-- begin LISTING --
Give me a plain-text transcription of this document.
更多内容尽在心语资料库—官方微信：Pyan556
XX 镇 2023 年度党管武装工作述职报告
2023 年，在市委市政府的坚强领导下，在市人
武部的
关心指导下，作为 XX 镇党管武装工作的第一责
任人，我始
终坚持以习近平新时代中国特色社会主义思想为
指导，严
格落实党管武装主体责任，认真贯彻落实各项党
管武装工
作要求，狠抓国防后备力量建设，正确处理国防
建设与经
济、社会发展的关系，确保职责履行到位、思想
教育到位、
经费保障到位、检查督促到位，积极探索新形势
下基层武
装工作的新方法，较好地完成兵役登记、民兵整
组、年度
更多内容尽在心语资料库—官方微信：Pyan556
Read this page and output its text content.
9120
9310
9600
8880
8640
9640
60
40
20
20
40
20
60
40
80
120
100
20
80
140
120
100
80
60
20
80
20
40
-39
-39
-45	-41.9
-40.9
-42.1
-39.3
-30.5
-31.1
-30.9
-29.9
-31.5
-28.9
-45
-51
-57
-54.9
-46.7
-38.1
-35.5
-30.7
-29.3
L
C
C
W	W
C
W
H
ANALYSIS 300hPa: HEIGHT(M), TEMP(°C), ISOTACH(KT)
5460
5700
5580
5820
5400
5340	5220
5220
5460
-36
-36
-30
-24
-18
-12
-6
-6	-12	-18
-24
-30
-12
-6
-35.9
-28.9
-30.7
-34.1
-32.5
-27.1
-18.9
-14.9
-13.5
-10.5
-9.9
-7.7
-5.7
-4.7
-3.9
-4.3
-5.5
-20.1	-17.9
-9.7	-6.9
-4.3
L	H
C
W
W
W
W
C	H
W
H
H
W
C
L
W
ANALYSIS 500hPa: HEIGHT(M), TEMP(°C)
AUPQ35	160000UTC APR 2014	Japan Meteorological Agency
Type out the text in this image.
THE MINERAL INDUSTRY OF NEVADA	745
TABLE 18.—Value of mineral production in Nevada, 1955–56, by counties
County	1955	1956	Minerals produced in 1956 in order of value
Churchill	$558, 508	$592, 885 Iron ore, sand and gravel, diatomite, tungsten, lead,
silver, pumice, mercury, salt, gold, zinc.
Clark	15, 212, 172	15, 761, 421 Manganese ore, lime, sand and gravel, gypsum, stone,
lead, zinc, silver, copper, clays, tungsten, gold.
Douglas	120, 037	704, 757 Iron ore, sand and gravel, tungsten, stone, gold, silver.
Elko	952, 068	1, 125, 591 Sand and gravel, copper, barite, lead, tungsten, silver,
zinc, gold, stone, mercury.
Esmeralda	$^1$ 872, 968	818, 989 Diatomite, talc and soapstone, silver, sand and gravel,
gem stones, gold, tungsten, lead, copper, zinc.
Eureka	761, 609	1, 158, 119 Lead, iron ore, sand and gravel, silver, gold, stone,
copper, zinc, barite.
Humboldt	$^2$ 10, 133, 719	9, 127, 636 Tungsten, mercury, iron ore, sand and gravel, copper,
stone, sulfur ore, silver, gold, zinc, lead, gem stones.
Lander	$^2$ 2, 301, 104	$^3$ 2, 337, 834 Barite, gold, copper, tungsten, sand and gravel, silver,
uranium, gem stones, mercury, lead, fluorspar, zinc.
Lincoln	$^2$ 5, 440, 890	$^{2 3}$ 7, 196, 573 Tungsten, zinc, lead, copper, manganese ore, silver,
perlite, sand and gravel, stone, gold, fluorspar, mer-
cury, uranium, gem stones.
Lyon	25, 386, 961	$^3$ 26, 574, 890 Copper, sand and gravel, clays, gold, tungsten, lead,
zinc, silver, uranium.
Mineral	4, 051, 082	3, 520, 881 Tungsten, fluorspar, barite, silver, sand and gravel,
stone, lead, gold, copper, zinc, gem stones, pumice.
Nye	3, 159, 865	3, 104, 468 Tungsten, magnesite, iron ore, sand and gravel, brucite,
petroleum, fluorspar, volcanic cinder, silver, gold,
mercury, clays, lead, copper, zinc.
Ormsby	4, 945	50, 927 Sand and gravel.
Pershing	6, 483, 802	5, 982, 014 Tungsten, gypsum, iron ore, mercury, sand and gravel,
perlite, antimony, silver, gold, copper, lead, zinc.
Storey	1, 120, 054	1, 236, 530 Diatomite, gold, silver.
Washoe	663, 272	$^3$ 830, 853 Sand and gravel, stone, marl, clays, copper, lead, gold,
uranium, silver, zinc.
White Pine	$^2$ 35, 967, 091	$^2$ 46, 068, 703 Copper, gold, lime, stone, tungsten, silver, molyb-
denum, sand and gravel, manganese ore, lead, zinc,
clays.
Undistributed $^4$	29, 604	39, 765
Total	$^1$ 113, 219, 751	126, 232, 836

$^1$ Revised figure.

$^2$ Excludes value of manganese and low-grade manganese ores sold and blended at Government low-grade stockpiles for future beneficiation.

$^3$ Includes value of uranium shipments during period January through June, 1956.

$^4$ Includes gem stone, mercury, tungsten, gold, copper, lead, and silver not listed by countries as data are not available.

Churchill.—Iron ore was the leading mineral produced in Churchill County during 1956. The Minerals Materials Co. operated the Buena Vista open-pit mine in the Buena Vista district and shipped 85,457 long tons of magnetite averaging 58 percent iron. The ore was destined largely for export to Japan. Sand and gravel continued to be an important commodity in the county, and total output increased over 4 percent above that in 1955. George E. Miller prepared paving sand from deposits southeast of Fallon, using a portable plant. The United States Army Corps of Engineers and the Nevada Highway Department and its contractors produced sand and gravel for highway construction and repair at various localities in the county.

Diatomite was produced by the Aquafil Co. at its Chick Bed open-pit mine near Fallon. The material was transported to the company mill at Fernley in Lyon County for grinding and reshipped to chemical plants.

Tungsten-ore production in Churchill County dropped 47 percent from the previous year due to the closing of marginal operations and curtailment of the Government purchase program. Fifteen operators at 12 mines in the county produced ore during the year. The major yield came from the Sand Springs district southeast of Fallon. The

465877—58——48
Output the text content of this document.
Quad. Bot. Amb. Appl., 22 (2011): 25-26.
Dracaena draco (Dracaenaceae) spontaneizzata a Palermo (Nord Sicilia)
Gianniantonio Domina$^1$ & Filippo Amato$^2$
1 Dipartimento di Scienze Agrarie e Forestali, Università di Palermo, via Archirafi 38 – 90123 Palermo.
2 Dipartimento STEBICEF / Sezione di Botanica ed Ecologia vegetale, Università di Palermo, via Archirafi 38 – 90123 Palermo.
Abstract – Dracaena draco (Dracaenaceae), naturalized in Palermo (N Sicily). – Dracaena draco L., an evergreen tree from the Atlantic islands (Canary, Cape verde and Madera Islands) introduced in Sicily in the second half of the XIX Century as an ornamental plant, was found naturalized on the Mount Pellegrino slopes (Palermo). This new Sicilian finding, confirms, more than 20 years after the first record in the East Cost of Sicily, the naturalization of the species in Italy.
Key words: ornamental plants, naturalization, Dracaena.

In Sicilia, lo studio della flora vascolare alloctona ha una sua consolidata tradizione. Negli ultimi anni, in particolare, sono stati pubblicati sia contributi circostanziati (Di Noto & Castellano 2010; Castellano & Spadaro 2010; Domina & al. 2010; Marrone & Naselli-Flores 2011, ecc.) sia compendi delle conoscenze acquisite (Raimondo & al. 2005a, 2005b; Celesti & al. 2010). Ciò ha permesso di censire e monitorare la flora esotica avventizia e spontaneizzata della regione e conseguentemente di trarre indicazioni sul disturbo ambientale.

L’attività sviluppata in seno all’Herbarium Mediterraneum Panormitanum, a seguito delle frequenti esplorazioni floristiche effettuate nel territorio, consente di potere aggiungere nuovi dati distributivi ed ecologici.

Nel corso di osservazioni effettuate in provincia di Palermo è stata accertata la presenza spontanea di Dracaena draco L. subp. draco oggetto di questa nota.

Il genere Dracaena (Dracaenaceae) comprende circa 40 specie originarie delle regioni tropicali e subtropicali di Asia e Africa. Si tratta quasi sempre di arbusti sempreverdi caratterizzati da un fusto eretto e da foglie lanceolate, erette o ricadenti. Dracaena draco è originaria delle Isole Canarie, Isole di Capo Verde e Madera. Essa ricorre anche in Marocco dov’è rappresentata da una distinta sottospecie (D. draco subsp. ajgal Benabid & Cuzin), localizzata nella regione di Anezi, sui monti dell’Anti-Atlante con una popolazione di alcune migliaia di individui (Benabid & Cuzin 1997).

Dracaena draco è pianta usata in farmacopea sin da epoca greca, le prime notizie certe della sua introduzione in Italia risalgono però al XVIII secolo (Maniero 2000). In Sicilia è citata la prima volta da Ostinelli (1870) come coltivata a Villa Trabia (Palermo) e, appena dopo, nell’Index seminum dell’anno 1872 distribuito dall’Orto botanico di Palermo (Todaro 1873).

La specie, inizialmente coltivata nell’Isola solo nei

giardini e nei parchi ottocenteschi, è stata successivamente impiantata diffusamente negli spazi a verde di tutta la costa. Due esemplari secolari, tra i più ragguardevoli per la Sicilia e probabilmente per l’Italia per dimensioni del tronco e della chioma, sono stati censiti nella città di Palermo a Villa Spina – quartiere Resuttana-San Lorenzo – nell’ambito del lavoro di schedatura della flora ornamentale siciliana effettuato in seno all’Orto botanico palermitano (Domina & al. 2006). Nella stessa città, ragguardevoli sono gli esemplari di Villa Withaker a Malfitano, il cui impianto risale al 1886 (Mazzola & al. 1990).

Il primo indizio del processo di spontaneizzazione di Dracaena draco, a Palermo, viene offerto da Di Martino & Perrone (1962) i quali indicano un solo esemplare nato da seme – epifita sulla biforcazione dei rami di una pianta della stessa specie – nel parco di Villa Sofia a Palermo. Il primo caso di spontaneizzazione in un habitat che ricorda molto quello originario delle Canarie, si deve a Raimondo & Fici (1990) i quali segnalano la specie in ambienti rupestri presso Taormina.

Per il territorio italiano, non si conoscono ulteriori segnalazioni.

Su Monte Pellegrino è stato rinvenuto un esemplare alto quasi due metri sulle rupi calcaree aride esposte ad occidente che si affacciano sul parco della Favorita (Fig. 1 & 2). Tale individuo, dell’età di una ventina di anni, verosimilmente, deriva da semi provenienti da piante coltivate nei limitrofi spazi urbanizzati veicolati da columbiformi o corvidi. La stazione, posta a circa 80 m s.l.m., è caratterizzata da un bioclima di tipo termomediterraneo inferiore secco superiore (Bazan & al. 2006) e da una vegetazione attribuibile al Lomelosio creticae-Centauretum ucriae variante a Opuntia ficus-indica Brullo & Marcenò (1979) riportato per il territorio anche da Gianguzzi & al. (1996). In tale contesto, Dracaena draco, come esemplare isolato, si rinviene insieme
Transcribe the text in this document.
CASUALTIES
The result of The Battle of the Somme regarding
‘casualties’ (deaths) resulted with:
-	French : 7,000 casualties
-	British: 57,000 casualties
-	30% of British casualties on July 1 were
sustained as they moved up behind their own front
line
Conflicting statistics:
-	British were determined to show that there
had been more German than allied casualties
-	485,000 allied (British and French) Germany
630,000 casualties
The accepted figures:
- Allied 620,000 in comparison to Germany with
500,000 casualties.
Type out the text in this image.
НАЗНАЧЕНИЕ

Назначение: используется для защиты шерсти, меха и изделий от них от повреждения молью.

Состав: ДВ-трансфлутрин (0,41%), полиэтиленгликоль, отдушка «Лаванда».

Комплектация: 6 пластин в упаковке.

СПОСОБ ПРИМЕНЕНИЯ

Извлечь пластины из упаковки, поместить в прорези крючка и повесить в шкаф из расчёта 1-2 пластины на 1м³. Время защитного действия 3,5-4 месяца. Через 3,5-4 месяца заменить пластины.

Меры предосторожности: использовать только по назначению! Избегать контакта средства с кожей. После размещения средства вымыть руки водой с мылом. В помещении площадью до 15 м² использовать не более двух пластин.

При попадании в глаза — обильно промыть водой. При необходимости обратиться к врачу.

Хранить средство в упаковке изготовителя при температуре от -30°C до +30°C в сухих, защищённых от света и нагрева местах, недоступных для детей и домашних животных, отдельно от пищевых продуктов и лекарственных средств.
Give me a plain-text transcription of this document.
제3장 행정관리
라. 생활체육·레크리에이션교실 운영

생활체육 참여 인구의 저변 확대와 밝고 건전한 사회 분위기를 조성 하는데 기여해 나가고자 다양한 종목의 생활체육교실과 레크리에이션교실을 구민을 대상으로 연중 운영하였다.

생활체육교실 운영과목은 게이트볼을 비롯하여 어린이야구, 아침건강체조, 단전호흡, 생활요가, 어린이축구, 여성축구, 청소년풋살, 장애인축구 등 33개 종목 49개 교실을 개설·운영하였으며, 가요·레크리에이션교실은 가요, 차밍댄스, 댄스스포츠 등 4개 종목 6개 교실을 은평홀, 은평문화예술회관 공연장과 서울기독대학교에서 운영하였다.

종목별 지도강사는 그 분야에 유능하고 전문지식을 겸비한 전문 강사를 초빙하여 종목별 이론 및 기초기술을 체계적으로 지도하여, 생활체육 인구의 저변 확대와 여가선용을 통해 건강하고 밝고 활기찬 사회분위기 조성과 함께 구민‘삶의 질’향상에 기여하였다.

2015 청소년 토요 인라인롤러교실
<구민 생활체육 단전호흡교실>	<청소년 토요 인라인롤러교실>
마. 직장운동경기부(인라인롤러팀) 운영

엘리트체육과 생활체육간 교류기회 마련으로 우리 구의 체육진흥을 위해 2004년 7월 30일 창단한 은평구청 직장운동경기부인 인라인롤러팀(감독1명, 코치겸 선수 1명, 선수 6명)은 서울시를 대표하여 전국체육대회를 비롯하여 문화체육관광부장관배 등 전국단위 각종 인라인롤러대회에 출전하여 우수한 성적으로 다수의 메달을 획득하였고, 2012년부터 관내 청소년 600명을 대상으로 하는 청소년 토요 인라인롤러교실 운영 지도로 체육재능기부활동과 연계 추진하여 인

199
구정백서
-- end LISTING --
— WHAT IS EXPECTED —
Look through the data above. Each line containing the word "인라인롤러팀" needs to be copied.

— FULL SOLUTION —
마. 직장운동경기부(인라인롤러팀) 운영
엘리트체육과 생활체육간 교류기회 마련으로 우리 구의 체육진흥을 위해 2004년 7월 30일 창단한 은평구청 직장운동경기부인 인라인롤러팀(감독1명, 코치겸 선수 1명, 선수 6명)은 서울시를 대표하여 전국체육대회를 비롯하여 문화체육관광부장관배 등 전국단위 각종 인라인롤러대회에 출전하여 우수한 성적으로 다수의 메달을 획득하였고, 2012년부터 관내 청소년 600명을 대상으로 하는 청소년 토요 인라인롤러교실 운영 지도로 체육재능기부활동과 연계 추진하여 인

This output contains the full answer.